→ Stored data entries:
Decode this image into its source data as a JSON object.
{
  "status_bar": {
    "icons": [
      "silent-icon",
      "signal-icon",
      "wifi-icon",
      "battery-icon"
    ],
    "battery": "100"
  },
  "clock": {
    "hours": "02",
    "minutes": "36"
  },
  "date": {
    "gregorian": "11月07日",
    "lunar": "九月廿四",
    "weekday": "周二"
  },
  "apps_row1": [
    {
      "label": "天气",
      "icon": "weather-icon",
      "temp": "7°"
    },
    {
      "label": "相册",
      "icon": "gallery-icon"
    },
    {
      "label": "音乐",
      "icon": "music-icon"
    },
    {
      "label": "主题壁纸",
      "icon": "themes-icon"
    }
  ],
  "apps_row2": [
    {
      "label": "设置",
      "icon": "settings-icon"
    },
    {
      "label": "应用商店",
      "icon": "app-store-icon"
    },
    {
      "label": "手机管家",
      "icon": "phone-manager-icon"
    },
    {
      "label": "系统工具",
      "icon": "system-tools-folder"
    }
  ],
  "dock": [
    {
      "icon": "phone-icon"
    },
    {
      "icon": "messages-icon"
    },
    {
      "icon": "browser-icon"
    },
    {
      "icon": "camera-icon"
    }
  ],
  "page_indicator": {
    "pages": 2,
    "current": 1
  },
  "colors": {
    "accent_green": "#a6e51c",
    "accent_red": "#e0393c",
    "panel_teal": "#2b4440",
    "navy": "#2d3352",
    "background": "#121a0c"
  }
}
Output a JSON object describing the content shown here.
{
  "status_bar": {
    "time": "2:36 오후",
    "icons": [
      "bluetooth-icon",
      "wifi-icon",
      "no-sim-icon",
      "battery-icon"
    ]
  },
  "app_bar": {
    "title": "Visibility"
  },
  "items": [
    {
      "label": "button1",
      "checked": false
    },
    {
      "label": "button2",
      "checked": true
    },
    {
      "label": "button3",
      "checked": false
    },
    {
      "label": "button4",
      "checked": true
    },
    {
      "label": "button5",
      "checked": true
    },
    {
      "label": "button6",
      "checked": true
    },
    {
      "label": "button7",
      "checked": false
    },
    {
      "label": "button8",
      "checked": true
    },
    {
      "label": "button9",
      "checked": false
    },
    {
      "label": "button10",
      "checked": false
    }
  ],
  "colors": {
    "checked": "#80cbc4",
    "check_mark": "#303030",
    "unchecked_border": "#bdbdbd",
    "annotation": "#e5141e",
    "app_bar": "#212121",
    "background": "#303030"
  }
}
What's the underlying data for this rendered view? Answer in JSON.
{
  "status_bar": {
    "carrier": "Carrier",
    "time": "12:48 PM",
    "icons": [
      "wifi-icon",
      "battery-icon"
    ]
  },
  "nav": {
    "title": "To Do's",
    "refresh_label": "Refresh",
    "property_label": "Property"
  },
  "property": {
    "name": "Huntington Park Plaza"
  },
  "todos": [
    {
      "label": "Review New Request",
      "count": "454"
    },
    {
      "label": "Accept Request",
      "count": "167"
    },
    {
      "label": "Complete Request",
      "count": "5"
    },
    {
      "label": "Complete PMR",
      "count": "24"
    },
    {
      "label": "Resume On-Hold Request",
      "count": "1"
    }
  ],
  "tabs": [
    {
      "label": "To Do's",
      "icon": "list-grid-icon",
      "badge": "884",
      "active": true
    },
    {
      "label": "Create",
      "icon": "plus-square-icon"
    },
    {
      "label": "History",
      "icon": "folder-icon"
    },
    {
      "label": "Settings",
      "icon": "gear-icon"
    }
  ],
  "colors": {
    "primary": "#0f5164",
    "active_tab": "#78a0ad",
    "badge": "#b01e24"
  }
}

→ Stated exercise: Print again each line of the listing above, exactly as it appears.

→ Output of the task:
Decode this image into its source data as a JSON object.
{
  "status_bar": {
    "icons": [
      "silent-icon",
      "signal-icon",
      "wifi-icon",
      "battery-icon"
    ],
    "battery": "100"
  },
  "clock": {
    "hours": "02",
    "minutes": "36"
  },
  "date": {
    "gregorian": "11月07日",
    "lunar": "九月廿四",
    "weekday": "周二"
  },
  "apps_row1": [
    {
      "label": "天气",
      "icon": "weather-icon",
      "temp": "7°"
    },
    {
      "label": "相册",
      "icon": "gallery-icon"
    },
    {
      "label": "音乐",
      "icon": "music-icon"
    },
    {
      "label": "主题壁纸",
      "icon": "themes-icon"
    }
  ],
  "apps_row2": [
    {
      "label": "设置",
      "icon": "settings-icon"
    },
    {
      "label": "应用商店",
      "icon": "app-store-icon"
    },
    {
      "label": "手机管家",
      "icon": "phone-manager-icon"
    },
    {
      "label": "系统工具",
      "icon": "system-tools-folder"
    }
  ],
  "dock": [
    {
      "icon": "phone-icon"
    },
    {
      "icon": "messages-icon"
    },
    {
      "icon": "browser-icon"
    },
    {
      "icon": "camera-icon"
    }
  ],
  "page_indicator": {
    "pages": 2,
    "current": 1
  },
  "colors": {
    "accent_green": "#a6e51c",
    "accent_red": "#e0393c",
    "panel_teal": "#2b4440",
    "navy": "#2d3352",
    "background": "#121a0c"
  }
}
Output a JSON object describing the content shown here.
{
  "status_bar": {
    "time": "2:36 오후",
    "icons": [
      "bluetooth-icon",
      "wifi-icon",
      "no-sim-icon",
      "battery-icon"
    ]
  },
  "app_bar": {
    "title": "Visibility"
  },
  "items": [
    {
      "label": "button1",
      "checked": false
    },
    {
      "label": "button2",
      "checked": true
    },
    {
      "label": "button3",
      "checked": false
    },
    {
      "label": "button4",
      "checked": true
    },
    {
      "label": "button5",
      "checked": true
    },
    {
      "label": "button6",
      "checked": true
    },
    {
      "label": "button7",
      "checked": false
    },
    {
      "label": "button8",
      "checked": true
    },
    {
      "label": "button9",
      "checked": false
    },
    {
      "label": "button10",
      "checked": false
    }
  ],
  "colors": {
    "checked": "#80cbc4",
    "check_mark": "#303030",
    "unchecked_border": "#bdbdbd",
    "annotation": "#e5141e",
    "app_bar": "#212121",
    "background": "#303030"
  }
}
What's the underlying data for this rendered view? Answer in JSON.
{
  "status_bar": {
    "carrier": "Carrier",
    "time": "12:48 PM",
    "icons": [
      "wifi-icon",
      "battery-icon"
    ]
  },
  "nav": {
    "title": "To Do's",
    "refresh_label": "Refresh",
    "property_label": "Property"
  },
  "property": {
    "name": "Huntington Park Plaza"
  },
  "todos": [
    {
      "label": "Review New Request",
      "count": "454"
    },
    {
      "label": "Accept Request",
      "count": "167"
    },
    {
      "label": "Complete Request",
      "count": "5"
    },
    {
      "label": "Complete PMR",
      "count": "24"
    },
    {
      "label": "Resume On-Hold Request",
      "count": "1"
    }
  ],
  "tabs": [
    {
      "label": "To Do's",
      "icon": "list-grid-icon",
      "badge": "884",
      "active": true
    },
    {
      "label": "Create",
      "icon": "plus-square-icon"
    },
    {
      "label": "History",
      "icon": "folder-icon"
    },
    {
      "label": "Settings",
      "icon": "gear-icon"
    }
  ],
  "colors": {
    "primary": "#0f5164",
    "active_tab": "#78a0ad",
    "badge": "#b01e24"
  }
}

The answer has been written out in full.